### Given information
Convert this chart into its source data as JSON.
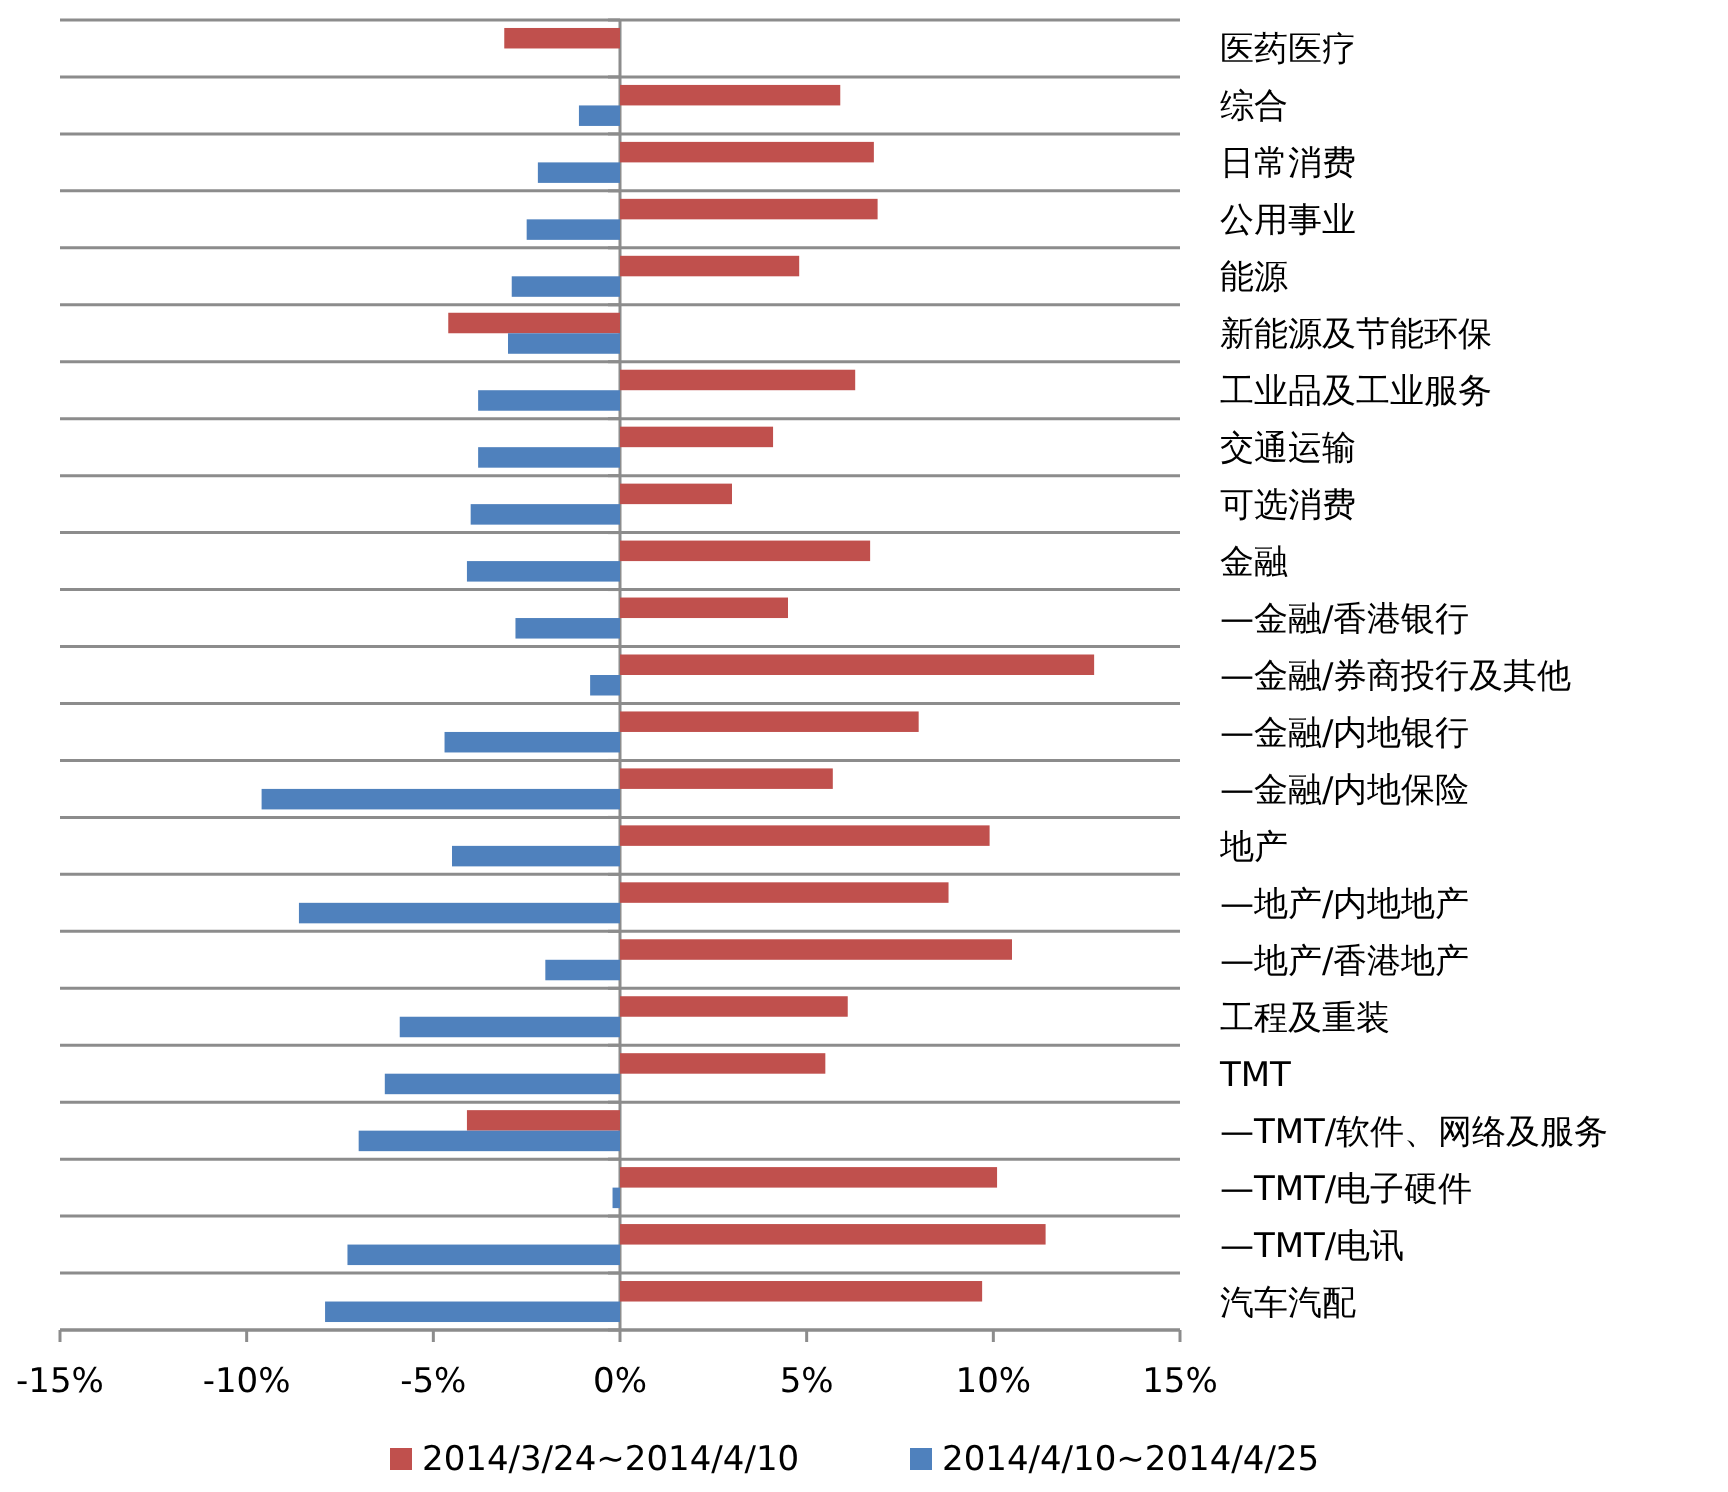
{
  "chart_data": {
    "type": "bar",
    "orientation": "horizontal",
    "categories": [
      "医药医疗",
      "综合",
      "日常消费",
      "公用事业",
      "能源",
      "新能源及节能环保",
      "工业品及工业服务",
      "交通运输",
      "可选消费",
      "金融",
      "—金融/香港银行",
      "—金融/券商投行及其他",
      "—金融/内地银行",
      "—金融/内地保险",
      "地产",
      "—地产/内地地产",
      "—地产/香港地产",
      "工程及重装",
      "TMT",
      "—TMT/软件、网络及服务",
      "—TMT/电子硬件",
      "—TMT/电讯",
      "汽车汽配"
    ],
    "series": [
      {
        "name": "2014/3/24~2014/4/10",
        "color": "#c0504d",
        "values": [
          -3.1,
          5.9,
          6.8,
          6.9,
          4.8,
          -4.6,
          6.3,
          4.1,
          3.0,
          6.7,
          4.5,
          12.7,
          8.0,
          5.7,
          9.9,
          8.8,
          10.5,
          6.1,
          5.5,
          -4.1,
          10.1,
          11.4,
          9.7
        ]
      },
      {
        "name": "2014/4/10~2014/4/25",
        "color": "#4f81bd",
        "values": [
          null,
          -1.1,
          -2.2,
          -2.5,
          -2.9,
          -3.0,
          -3.8,
          -3.8,
          -4.0,
          -4.1,
          -2.8,
          -0.8,
          -4.7,
          -9.6,
          -4.5,
          -8.6,
          -2.0,
          -5.9,
          -6.3,
          -7.0,
          -0.2,
          -7.3,
          -7.9
        ]
      }
    ],
    "xlim": [
      -15,
      15
    ],
    "xticks": [
      {
        "value": -15,
        "label": "-15%"
      },
      {
        "value": -10,
        "label": "-10%"
      },
      {
        "value": -5,
        "label": "-5%"
      },
      {
        "value": 0,
        "label": "0%"
      },
      {
        "value": 5,
        "label": "5%"
      },
      {
        "value": 10,
        "label": "10%"
      },
      {
        "value": 15,
        "label": "15%"
      }
    ],
    "grid": true,
    "legend": "bottom"
  }
}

### Problem details
Going through the data, tally the lines containing "name" and report only the result.

### Exercise solution
2